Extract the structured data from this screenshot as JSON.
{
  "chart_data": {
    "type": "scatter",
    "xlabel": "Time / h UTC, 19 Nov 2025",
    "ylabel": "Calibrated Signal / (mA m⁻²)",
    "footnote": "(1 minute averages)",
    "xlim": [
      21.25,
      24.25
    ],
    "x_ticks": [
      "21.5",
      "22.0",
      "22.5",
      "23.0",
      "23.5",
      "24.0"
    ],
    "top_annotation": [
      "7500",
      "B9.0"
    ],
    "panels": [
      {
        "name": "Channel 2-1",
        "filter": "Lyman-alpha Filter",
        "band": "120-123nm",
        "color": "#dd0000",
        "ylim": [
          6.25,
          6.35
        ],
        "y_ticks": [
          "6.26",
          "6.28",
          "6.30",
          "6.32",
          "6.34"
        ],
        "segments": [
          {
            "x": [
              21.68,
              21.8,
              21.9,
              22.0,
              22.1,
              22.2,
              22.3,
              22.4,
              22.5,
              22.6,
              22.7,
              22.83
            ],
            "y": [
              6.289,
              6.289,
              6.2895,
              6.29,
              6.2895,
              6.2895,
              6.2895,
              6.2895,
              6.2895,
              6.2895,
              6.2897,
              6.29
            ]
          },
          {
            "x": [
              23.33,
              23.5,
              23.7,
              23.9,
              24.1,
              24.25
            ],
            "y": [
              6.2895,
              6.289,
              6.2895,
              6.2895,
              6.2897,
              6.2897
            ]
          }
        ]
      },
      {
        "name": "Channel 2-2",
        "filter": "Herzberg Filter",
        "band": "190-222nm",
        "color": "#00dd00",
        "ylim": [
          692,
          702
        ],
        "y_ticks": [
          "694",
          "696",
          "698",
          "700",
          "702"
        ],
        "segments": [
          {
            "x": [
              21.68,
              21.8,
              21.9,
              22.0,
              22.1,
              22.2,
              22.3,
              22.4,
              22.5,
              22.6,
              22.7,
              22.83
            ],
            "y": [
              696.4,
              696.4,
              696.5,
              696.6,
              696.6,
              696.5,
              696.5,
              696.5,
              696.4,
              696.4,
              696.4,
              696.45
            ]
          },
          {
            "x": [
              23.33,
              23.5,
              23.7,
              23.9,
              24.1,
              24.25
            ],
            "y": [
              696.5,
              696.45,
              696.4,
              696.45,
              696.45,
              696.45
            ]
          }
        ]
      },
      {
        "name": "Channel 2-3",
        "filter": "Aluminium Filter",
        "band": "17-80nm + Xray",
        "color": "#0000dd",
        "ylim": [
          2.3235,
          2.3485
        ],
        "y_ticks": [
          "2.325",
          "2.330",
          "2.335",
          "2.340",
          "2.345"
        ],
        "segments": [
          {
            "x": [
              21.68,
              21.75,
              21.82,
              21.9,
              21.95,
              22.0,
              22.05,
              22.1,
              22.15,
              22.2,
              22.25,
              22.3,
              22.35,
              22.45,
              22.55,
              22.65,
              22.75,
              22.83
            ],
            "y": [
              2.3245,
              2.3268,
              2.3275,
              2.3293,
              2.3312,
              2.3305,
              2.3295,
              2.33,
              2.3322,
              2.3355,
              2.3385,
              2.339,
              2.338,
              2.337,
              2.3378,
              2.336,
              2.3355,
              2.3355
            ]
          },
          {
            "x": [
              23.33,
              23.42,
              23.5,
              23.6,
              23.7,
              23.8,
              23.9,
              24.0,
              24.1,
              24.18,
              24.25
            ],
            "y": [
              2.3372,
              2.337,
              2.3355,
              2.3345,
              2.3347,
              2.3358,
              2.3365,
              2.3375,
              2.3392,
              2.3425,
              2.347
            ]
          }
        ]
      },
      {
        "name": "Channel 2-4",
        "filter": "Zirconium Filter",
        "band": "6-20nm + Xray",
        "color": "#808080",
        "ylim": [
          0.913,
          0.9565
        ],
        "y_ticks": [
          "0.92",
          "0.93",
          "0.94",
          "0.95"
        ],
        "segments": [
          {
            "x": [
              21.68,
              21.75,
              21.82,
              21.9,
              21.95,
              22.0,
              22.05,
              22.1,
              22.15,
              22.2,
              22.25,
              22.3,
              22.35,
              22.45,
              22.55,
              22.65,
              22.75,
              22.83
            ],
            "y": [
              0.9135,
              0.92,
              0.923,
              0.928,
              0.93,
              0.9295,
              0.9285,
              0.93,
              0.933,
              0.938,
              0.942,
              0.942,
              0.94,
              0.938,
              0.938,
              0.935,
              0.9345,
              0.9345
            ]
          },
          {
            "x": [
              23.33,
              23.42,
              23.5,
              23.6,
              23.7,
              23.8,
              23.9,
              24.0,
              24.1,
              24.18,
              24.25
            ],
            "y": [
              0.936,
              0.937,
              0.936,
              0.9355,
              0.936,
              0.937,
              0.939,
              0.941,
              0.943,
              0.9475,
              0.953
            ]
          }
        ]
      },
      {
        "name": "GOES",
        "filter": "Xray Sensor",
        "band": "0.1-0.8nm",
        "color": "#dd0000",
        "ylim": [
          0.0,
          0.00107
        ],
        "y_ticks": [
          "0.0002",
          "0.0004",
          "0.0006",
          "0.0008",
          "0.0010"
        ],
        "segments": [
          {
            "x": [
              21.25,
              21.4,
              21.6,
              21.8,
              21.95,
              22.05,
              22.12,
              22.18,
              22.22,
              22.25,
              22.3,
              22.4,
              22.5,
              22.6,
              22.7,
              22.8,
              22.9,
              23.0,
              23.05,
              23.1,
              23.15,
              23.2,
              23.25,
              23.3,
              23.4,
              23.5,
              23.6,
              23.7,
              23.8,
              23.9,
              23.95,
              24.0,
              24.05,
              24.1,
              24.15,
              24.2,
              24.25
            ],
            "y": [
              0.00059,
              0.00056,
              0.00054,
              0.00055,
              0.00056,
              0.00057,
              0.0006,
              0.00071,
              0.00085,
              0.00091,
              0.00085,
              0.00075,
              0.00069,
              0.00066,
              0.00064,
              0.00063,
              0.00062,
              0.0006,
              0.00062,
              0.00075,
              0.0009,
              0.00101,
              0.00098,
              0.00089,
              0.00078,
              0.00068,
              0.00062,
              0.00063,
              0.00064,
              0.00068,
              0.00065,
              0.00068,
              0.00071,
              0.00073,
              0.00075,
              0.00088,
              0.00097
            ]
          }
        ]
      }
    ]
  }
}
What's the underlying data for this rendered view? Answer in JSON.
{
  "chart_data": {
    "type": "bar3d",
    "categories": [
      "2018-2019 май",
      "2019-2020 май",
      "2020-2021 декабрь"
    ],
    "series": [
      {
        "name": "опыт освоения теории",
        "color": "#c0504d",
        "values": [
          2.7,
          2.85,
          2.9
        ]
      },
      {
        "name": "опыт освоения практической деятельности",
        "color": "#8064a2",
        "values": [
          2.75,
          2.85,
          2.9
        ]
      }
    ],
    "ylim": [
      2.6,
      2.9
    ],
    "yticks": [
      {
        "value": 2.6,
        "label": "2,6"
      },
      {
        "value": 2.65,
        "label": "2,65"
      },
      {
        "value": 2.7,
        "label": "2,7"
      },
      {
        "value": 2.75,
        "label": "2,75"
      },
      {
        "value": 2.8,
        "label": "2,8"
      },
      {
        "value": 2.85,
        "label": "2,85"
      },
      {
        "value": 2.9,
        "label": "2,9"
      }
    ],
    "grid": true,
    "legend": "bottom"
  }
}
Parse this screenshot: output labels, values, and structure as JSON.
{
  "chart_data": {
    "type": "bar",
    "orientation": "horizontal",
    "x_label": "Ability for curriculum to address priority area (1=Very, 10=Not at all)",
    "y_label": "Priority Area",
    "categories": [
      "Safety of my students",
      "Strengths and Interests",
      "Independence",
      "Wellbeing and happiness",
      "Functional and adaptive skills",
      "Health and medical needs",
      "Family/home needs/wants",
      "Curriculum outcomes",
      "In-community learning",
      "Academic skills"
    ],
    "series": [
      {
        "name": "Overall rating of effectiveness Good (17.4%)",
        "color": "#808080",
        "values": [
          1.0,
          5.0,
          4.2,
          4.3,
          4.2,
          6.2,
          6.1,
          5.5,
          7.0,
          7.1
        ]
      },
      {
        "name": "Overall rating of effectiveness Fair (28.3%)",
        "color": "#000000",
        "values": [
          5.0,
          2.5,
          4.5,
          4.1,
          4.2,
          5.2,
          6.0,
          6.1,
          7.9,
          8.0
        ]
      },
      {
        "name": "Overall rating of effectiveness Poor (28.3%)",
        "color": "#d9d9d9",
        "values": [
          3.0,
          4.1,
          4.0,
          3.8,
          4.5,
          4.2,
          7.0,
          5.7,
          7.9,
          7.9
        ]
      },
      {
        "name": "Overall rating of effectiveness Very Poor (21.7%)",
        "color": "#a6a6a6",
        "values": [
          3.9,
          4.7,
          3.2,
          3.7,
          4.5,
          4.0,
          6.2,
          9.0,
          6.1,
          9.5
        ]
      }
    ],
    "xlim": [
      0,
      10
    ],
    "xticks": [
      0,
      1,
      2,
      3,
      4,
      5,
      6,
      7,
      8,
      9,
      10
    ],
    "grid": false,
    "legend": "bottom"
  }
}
§ §
◆ STATED GOAL:
Take every line containing the word "JSON" and copy it.

◆ RESULT:
Extract the structured data from this screenshot as JSON.
What's the underlying data for this rendered view? Answer in JSON.
Parse this screenshot: output labels, values, and structure as JSON.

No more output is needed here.